**Objective**. Can you reproduce the data beneath, keeping every line exact?
◆ ◆ ◆ ◆ ◆ ◆ ◆
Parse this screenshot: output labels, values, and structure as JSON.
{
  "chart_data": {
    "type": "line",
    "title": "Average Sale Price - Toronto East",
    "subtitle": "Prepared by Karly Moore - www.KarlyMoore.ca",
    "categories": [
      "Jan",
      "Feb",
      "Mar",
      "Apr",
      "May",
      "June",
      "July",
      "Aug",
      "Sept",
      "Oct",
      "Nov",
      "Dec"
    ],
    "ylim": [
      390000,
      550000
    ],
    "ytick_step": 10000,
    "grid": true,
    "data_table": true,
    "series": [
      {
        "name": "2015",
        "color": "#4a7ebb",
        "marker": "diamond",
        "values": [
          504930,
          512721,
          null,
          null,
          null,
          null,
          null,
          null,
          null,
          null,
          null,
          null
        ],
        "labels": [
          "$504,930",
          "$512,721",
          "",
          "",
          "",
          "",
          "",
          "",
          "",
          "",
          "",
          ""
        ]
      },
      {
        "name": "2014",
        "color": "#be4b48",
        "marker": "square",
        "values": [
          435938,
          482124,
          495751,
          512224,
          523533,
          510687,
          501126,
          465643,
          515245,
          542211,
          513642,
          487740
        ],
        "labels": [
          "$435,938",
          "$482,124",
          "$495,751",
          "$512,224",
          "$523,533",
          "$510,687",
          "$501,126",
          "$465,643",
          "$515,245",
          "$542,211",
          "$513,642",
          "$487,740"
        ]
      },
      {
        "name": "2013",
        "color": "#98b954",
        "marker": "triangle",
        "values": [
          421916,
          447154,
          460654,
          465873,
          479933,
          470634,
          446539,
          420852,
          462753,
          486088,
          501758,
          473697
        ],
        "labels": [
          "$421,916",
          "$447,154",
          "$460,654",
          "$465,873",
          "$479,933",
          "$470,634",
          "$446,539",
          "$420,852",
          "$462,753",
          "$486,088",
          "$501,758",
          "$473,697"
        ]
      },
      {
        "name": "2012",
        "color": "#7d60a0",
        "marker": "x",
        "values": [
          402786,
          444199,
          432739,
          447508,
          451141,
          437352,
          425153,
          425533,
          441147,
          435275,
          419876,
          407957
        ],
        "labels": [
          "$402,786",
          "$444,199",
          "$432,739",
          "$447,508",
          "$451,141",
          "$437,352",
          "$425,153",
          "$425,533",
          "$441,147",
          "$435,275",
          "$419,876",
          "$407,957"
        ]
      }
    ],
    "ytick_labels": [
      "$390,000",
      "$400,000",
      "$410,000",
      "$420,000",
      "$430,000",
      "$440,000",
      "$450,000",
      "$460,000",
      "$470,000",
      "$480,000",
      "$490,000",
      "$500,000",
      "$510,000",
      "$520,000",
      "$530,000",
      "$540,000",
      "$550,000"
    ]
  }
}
◆ ◆ ◆ ◆ ◆ ◆ ◆
**Reply to the exercise**.
Parse this screenshot: output labels, values, and structure as JSON.
{
  "chart_data": {
    "type": "line",
    "title": "Average Sale Price - Toronto East",
    "subtitle": "Prepared by Karly Moore - www.KarlyMoore.ca",
    "categories": [
      "Jan",
      "Feb",
      "Mar",
      "Apr",
      "May",
      "June",
      "July",
      "Aug",
      "Sept",
      "Oct",
      "Nov",
      "Dec"
    ],
    "ylim": [
      390000,
      550000
    ],
    "ytick_step": 10000,
    "grid": true,
    "data_table": true,
    "series": [
      {
        "name": "2015",
        "color": "#4a7ebb",
        "marker": "diamond",
        "values": [
          504930,
          512721,
          null,
          null,
          null,
          null,
          null,
          null,
          null,
          null,
          null,
          null
        ],
        "labels": [
          "$504,930",
          "$512,721",
          "",
          "",
          "",
          "",
          "",
          "",
          "",
          "",
          "",
          ""
        ]
      },
      {
        "name": "2014",
        "color": "#be4b48",
        "marker": "square",
        "values": [
          435938,
          482124,
          495751,
          512224,
          523533,
          510687,
          501126,
          465643,
          515245,
          542211,
          513642,
          487740
        ],
        "labels": [
          "$435,938",
          "$482,124",
          "$495,751",
          "$512,224",
          "$523,533",
          "$510,687",
          "$501,126",
          "$465,643",
          "$515,245",
          "$542,211",
          "$513,642",
          "$487,740"
        ]
      },
      {
        "name": "2013",
        "color": "#98b954",
        "marker": "triangle",
        "values": [
          421916,
          447154,
          460654,
          465873,
          479933,
          470634,
          446539,
          420852,
          462753,
          486088,
          501758,
          473697
        ],
        "labels": [
          "$421,916",
          "$447,154",
          "$460,654",
          "$465,873",
          "$479,933",
          "$470,634",
          "$446,539",
          "$420,852",
          "$462,753",
          "$486,088",
          "$501,758",
          "$473,697"
        ]
      },
      {
        "name": "2012",
        "color": "#7d60a0",
        "marker": "x",
        "values": [
          402786,
          444199,
          432739,
          447508,
          451141,
          437352,
          425153,
          425533,
          441147,
          435275,
          419876,
          407957
        ],
        "labels": [
          "$402,786",
          "$444,199",
          "$432,739",
          "$447,508",
          "$451,141",
          "$437,352",
          "$425,153",
          "$425,533",
          "$441,147",
          "$435,275",
          "$419,876",
          "$407,957"
        ]
      }
    ],
    "ytick_labels": [
      "$390,000",
      "$400,000",
      "$410,000",
      "$420,000",
      "$430,000",
      "$440,000",
      "$450,000",
      "$460,000",
      "$470,000",
      "$480,000",
      "$490,000",
      "$500,000",
      "$510,000",
      "$520,000",
      "$530,000",
      "$540,000",
      "$550,000"
    ]
  }
}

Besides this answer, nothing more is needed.